A run of records
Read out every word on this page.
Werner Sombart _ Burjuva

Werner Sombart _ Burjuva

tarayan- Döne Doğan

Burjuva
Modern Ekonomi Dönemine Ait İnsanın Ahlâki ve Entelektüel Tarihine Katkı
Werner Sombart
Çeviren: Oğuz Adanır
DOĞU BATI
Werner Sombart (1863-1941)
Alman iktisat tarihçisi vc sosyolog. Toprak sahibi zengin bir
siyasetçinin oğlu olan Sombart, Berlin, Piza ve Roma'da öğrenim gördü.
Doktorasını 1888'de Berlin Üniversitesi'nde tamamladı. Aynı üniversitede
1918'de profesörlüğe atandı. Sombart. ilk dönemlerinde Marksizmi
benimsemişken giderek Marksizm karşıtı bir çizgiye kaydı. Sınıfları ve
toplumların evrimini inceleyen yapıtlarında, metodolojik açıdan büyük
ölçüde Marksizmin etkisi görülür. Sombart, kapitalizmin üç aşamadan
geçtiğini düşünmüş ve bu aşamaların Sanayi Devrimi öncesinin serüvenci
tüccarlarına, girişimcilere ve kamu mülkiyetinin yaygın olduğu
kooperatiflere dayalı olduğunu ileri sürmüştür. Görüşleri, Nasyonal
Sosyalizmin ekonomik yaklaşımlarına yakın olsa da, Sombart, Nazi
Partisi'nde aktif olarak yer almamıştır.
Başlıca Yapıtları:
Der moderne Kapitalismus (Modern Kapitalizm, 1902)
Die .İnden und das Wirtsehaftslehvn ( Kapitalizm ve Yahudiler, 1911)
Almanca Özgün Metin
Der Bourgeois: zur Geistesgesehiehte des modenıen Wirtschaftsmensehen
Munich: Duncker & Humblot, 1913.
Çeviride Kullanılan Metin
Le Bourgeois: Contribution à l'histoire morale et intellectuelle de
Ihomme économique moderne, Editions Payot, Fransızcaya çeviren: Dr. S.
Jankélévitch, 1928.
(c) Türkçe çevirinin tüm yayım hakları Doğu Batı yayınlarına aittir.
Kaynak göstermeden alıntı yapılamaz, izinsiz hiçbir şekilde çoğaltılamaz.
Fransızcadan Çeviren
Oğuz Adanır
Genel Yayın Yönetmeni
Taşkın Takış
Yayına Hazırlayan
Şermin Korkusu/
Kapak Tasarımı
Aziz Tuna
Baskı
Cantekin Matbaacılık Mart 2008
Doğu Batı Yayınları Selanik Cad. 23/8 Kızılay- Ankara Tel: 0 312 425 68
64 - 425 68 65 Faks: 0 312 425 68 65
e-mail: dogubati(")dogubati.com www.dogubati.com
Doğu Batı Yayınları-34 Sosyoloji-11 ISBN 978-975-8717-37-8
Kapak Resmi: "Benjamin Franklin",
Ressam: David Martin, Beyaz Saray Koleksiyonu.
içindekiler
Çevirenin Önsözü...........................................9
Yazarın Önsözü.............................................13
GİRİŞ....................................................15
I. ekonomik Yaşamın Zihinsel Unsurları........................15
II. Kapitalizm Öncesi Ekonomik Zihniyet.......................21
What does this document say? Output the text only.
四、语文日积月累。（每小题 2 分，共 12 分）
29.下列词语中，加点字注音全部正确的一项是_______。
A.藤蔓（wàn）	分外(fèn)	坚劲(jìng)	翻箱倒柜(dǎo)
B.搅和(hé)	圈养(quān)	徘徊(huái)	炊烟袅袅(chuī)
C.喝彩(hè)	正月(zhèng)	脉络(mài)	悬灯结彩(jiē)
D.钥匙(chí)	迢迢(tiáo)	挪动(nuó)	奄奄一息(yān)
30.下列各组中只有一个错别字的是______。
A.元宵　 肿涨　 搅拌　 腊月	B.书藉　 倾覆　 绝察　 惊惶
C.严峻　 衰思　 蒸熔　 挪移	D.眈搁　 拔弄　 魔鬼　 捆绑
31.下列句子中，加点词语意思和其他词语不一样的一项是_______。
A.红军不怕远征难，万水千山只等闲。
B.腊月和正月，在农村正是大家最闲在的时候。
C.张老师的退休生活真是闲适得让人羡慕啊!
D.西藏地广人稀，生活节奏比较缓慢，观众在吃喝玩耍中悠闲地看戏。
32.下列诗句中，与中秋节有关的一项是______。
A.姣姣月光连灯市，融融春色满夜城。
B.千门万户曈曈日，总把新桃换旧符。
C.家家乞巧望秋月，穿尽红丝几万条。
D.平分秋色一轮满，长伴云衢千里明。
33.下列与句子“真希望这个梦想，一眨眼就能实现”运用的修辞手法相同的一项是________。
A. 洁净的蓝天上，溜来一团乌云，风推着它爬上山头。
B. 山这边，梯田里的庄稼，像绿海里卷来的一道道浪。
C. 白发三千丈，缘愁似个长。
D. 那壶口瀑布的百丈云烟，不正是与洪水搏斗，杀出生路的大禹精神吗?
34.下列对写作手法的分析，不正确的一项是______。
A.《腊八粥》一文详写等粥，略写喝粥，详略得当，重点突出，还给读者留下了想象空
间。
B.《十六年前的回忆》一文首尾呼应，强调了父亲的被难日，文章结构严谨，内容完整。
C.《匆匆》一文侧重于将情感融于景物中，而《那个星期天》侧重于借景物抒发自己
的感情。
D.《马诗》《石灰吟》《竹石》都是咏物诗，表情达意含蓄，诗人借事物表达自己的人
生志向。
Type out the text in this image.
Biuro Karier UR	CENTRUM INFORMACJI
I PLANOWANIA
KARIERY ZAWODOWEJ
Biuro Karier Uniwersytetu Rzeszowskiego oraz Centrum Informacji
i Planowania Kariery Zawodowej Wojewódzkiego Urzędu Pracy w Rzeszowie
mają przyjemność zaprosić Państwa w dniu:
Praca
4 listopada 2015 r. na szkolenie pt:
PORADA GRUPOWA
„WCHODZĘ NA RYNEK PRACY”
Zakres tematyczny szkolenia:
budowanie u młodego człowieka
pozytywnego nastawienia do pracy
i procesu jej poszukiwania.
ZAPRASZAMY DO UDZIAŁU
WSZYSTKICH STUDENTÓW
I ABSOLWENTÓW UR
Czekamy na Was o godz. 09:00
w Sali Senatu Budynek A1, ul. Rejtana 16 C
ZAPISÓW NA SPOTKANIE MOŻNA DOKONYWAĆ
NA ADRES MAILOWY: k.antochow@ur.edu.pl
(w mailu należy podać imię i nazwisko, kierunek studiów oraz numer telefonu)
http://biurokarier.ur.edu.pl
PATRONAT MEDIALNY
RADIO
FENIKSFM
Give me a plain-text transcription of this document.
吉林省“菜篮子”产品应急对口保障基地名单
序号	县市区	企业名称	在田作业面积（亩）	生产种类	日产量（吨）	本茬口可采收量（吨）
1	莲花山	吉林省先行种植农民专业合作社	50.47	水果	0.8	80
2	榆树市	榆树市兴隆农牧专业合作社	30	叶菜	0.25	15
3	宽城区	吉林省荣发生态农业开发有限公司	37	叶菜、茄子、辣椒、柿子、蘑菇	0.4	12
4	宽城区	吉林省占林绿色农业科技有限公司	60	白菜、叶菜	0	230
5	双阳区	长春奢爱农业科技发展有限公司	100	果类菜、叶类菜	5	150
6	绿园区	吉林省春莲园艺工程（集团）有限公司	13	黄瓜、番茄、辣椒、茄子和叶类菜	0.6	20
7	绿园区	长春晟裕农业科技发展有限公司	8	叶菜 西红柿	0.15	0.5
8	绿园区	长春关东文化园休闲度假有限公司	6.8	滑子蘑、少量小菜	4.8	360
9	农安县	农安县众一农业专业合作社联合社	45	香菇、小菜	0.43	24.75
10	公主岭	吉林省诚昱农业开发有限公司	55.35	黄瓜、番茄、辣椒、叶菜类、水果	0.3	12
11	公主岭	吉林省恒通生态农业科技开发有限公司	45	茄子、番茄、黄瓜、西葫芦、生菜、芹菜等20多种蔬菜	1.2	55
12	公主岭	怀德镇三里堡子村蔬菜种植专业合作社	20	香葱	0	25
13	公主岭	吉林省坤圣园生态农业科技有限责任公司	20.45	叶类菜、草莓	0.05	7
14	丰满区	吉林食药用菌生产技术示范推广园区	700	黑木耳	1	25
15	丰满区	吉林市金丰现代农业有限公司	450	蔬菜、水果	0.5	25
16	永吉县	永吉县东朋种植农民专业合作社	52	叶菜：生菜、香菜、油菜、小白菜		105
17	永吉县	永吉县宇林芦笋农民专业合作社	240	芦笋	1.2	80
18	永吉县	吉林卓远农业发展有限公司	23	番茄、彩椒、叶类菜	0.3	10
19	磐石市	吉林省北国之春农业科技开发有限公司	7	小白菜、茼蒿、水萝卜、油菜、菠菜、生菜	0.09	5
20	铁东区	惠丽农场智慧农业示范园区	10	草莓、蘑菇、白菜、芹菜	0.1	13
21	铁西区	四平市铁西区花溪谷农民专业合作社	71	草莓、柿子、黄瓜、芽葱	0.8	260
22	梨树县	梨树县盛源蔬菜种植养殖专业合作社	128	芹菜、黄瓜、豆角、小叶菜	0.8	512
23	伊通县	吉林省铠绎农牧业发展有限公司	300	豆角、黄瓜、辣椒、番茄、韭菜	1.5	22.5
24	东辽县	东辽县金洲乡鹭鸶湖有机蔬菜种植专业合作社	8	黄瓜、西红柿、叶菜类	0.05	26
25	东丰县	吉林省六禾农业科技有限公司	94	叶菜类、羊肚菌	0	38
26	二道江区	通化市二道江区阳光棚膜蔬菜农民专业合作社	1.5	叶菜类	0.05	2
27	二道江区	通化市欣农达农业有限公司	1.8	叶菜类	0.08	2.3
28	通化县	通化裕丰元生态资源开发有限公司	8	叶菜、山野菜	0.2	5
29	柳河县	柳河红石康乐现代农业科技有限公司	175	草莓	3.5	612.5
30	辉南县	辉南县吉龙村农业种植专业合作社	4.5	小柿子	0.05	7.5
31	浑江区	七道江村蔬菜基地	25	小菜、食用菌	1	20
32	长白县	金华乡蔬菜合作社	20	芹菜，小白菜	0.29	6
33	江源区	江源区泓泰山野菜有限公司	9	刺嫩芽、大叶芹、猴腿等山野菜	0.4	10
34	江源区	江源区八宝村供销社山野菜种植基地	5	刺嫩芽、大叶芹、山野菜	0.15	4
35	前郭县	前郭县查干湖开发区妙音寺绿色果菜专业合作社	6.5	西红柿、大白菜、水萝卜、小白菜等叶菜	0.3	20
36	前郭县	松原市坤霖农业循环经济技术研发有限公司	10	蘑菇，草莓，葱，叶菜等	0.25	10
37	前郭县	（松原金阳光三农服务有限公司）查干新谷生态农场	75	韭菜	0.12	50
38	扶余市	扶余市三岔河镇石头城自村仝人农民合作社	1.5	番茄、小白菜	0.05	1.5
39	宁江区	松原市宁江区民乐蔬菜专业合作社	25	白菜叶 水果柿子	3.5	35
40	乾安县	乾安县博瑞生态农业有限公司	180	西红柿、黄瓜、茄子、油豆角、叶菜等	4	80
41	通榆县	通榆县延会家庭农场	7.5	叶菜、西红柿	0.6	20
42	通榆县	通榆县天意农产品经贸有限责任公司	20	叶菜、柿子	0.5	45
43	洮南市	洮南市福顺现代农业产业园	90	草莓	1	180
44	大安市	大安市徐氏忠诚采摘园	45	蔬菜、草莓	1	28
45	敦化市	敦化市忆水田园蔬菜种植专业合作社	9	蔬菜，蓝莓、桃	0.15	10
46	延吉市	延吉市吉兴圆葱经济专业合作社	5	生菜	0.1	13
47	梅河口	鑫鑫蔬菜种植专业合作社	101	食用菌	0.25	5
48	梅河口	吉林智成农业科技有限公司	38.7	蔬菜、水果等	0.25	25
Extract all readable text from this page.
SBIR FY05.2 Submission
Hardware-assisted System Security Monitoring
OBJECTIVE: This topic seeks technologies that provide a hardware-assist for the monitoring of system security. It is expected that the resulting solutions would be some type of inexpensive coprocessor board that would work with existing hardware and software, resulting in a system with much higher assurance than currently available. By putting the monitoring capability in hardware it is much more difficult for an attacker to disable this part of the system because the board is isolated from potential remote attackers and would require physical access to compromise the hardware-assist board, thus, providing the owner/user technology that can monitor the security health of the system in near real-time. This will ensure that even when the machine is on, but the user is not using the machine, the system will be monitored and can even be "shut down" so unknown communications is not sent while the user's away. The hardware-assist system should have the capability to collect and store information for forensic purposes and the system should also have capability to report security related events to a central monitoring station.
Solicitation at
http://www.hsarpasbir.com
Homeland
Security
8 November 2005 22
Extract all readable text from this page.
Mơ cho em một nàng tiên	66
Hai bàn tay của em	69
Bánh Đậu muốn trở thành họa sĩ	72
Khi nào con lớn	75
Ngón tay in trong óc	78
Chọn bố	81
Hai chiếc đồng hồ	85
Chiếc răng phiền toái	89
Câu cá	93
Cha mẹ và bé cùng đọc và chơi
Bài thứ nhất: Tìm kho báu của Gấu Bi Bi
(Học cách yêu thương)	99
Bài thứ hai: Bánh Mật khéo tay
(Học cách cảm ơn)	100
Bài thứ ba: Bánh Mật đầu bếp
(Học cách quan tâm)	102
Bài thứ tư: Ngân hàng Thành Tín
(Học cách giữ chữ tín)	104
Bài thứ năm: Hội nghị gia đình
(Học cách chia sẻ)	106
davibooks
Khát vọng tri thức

EXERCISE TASK => For the listing above, give the number of lines in which the string "oraz" occurs, and nothing else.

RESPONSE TO THE EXERCISE => 2